--- START OF Excerpted records ---
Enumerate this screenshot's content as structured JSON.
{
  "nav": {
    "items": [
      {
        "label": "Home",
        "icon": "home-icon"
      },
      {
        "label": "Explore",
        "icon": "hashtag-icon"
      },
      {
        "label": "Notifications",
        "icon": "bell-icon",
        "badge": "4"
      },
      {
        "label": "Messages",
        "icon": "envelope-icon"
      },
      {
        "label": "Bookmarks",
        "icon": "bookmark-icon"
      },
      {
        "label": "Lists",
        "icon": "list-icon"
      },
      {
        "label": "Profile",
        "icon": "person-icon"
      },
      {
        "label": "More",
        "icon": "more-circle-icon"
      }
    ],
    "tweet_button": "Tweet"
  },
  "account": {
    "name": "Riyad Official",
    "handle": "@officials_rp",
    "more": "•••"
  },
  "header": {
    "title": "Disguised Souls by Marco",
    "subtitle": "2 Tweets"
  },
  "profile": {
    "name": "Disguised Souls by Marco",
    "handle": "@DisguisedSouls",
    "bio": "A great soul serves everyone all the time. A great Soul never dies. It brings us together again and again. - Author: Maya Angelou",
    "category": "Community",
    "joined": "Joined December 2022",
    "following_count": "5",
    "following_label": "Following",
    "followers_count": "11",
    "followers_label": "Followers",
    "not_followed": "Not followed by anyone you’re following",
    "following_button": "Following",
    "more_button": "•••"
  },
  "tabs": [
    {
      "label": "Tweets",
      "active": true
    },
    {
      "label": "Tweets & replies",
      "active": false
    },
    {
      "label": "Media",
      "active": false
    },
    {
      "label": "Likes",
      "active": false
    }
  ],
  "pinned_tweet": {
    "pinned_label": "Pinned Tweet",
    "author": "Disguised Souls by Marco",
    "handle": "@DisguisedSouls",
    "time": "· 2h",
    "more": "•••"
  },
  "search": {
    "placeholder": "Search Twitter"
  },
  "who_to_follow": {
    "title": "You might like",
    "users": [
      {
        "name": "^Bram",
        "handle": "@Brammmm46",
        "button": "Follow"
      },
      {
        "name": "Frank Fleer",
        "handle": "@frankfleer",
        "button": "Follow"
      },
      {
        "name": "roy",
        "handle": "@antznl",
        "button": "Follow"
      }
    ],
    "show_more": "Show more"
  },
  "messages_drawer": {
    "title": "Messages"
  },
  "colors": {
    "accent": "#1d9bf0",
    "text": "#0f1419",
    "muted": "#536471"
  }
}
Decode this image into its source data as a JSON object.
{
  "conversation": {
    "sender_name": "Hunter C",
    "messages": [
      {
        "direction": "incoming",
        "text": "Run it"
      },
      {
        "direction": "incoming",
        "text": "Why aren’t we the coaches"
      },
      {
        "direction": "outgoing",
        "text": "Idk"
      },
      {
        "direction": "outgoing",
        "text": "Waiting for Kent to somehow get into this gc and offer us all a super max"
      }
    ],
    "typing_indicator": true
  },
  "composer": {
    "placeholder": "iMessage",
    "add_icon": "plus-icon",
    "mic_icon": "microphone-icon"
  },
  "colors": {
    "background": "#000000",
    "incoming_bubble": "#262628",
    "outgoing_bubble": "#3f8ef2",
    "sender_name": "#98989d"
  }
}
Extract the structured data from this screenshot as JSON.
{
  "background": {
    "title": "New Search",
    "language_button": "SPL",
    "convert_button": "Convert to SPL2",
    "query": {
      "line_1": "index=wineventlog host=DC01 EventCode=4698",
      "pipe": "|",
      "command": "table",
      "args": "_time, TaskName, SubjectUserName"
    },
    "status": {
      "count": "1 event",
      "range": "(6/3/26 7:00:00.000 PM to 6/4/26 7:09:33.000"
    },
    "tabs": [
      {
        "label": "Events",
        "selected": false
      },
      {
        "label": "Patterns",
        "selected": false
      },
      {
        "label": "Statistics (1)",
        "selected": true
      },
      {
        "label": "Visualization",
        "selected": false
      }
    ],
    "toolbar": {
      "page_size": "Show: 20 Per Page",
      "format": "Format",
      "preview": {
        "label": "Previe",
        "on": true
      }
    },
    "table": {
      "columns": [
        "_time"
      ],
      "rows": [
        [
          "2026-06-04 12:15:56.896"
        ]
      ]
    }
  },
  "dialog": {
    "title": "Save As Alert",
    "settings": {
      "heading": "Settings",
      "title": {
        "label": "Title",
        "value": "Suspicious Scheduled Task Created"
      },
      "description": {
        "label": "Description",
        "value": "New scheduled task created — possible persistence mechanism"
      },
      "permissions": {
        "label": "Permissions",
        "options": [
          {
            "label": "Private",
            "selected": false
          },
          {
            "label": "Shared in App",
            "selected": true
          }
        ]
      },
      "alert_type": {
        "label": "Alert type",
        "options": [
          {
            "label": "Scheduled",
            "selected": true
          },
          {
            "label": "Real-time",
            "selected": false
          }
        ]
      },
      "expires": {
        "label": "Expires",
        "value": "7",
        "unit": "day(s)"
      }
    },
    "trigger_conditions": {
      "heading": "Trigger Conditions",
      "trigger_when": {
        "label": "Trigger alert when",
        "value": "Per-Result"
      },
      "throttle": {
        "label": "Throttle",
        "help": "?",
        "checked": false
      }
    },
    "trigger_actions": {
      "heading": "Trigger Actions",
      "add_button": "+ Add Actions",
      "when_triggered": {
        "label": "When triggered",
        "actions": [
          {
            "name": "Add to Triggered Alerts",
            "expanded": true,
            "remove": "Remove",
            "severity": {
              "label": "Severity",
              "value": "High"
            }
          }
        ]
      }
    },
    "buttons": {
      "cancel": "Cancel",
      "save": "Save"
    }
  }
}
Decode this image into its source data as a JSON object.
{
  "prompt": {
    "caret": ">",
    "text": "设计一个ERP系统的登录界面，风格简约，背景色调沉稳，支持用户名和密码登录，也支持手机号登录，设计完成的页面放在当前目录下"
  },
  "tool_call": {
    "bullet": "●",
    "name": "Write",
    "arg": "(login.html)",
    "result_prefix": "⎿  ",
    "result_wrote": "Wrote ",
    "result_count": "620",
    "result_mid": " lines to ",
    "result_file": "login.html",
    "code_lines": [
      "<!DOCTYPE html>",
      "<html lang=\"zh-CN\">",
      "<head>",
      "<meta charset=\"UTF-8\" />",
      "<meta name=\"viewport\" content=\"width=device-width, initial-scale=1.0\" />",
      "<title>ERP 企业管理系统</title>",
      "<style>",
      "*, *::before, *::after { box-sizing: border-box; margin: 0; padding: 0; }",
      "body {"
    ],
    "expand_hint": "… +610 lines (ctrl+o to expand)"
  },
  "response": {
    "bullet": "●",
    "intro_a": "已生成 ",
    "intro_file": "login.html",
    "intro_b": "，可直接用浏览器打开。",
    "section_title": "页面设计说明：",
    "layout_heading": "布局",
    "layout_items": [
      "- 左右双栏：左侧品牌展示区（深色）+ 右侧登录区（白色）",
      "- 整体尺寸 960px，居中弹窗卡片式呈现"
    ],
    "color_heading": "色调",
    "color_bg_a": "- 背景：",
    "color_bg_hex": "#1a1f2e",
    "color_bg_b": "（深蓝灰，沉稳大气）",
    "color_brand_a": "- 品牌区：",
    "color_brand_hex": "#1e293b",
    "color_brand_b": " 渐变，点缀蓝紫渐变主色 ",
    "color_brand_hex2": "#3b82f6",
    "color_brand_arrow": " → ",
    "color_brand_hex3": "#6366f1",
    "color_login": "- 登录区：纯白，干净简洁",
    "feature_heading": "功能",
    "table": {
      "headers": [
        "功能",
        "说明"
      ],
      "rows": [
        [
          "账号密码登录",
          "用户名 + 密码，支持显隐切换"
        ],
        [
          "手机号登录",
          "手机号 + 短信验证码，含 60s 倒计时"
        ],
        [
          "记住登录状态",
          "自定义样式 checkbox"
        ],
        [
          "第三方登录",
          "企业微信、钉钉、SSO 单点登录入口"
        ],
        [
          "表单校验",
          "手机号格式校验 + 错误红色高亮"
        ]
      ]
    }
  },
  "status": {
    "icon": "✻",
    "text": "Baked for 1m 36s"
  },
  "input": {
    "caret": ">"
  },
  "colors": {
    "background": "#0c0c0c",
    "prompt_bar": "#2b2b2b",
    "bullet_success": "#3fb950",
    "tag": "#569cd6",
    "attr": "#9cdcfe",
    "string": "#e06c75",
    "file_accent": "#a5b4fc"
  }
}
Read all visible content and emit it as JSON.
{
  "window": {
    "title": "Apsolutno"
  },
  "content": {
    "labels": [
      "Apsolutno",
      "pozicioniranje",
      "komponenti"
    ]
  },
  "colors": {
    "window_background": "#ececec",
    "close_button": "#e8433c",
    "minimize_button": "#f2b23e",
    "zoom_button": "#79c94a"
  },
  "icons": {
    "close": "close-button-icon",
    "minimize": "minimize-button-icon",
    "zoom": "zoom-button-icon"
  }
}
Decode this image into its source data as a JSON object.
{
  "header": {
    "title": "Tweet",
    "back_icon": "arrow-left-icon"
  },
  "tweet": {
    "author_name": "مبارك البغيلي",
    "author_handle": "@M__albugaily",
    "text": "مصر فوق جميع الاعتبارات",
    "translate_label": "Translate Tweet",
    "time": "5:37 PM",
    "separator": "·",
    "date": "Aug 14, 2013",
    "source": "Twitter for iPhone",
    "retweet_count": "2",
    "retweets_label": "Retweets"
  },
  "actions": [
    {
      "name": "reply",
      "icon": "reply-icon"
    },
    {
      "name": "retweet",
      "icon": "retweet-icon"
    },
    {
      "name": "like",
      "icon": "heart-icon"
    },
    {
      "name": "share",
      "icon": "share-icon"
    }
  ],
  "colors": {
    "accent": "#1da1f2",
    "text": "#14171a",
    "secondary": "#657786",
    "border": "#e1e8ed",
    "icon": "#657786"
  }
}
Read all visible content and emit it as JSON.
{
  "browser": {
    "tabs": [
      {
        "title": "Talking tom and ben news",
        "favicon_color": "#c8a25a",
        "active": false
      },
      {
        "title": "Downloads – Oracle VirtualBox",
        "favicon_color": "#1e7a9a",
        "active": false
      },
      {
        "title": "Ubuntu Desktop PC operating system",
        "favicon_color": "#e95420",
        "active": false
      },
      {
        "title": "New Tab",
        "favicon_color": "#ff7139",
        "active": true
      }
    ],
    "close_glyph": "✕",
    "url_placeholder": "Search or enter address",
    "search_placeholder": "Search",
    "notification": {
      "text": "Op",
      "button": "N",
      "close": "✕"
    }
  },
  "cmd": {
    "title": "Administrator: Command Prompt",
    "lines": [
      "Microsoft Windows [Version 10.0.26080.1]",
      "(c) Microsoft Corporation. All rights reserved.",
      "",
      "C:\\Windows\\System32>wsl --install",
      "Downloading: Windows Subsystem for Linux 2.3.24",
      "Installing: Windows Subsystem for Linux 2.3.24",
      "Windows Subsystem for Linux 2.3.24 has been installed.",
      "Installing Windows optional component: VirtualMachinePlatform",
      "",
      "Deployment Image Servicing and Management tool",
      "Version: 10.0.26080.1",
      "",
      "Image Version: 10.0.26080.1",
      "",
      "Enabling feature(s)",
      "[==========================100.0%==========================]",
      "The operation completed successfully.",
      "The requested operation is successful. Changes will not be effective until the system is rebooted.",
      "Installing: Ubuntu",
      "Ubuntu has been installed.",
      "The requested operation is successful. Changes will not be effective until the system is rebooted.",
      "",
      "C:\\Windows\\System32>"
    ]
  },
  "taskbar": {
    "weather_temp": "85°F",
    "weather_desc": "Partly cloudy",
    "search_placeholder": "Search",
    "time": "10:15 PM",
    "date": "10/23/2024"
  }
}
--- END OF Excerpted records ---
▸ Given request: The records are above. How many lines in them contain the word "Marco"? Give the number alone.

▸ Output: 3